## What to produce
Copy the data below exactly.

##### Material shown #####

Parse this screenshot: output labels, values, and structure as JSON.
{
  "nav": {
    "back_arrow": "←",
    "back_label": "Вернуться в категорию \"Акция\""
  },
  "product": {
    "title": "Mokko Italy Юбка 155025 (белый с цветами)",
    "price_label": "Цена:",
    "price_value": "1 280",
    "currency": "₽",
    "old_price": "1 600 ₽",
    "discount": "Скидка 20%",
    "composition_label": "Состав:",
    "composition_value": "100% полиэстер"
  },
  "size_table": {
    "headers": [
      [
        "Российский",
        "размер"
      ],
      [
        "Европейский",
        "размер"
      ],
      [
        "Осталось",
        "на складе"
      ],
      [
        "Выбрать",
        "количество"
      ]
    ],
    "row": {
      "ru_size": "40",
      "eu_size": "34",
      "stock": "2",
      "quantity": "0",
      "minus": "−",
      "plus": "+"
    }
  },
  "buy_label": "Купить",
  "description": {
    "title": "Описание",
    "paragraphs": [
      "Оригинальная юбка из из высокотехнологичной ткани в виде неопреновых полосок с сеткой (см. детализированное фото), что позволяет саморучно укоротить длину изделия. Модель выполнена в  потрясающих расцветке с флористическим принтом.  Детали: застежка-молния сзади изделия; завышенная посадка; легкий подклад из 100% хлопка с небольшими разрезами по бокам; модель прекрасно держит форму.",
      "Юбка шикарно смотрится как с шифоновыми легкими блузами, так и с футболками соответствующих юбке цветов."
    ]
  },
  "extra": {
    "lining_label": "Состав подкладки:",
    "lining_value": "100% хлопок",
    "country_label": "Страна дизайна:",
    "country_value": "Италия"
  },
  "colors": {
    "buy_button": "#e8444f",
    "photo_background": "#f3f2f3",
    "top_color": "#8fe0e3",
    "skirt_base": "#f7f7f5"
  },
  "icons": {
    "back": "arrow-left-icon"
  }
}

#####

## Correct result
Parse this screenshot: output labels, values, and structure as JSON.
{
  "nav": {
    "back_arrow": "←",
    "back_label": "Вернуться в категорию \"Акция\""
  },
  "product": {
    "title": "Mokko Italy Юбка 155025 (белый с цветами)",
    "price_label": "Цена:",
    "price_value": "1 280",
    "currency": "₽",
    "old_price": "1 600 ₽",
    "discount": "Скидка 20%",
    "composition_label": "Состав:",
    "composition_value": "100% полиэстер"
  },
  "size_table": {
    "headers": [
      [
        "Российский",
        "размер"
      ],
      [
        "Европейский",
        "размер"
      ],
      [
        "Осталось",
        "на складе"
      ],
      [
        "Выбрать",
        "количество"
      ]
    ],
    "row": {
      "ru_size": "40",
      "eu_size": "34",
      "stock": "2",
      "quantity": "0",
      "minus": "−",
      "plus": "+"
    }
  },
  "buy_label": "Купить",
  "description": {
    "title": "Описание",
    "paragraphs": [
      "Оригинальная юбка из из высокотехнологичной ткани в виде неопреновых полосок с сеткой (см. детализированное фото), что позволяет саморучно укоротить длину изделия. Модель выполнена в  потрясающих расцветке с флористическим принтом.  Детали: застежка-молния сзади изделия; завышенная посадка; легкий подклад из 100% хлопка с небольшими разрезами по бокам; модель прекрасно держит форму.",
      "Юбка шикарно смотрится как с шифоновыми легкими блузами, так и с футболками соответствующих юбке цветов."
    ]
  },
  "extra": {
    "lining_label": "Состав подкладки:",
    "lining_value": "100% хлопок",
    "country_label": "Страна дизайна:",
    "country_value": "Италия"
  },
  "colors": {
    "buy_button": "#e8444f",
    "photo_background": "#f3f2f3",
    "top_color": "#8fe0e3",
    "skirt_base": "#f7f7f5"
  },
  "icons": {
    "back": "arrow-left-icon"
  }
}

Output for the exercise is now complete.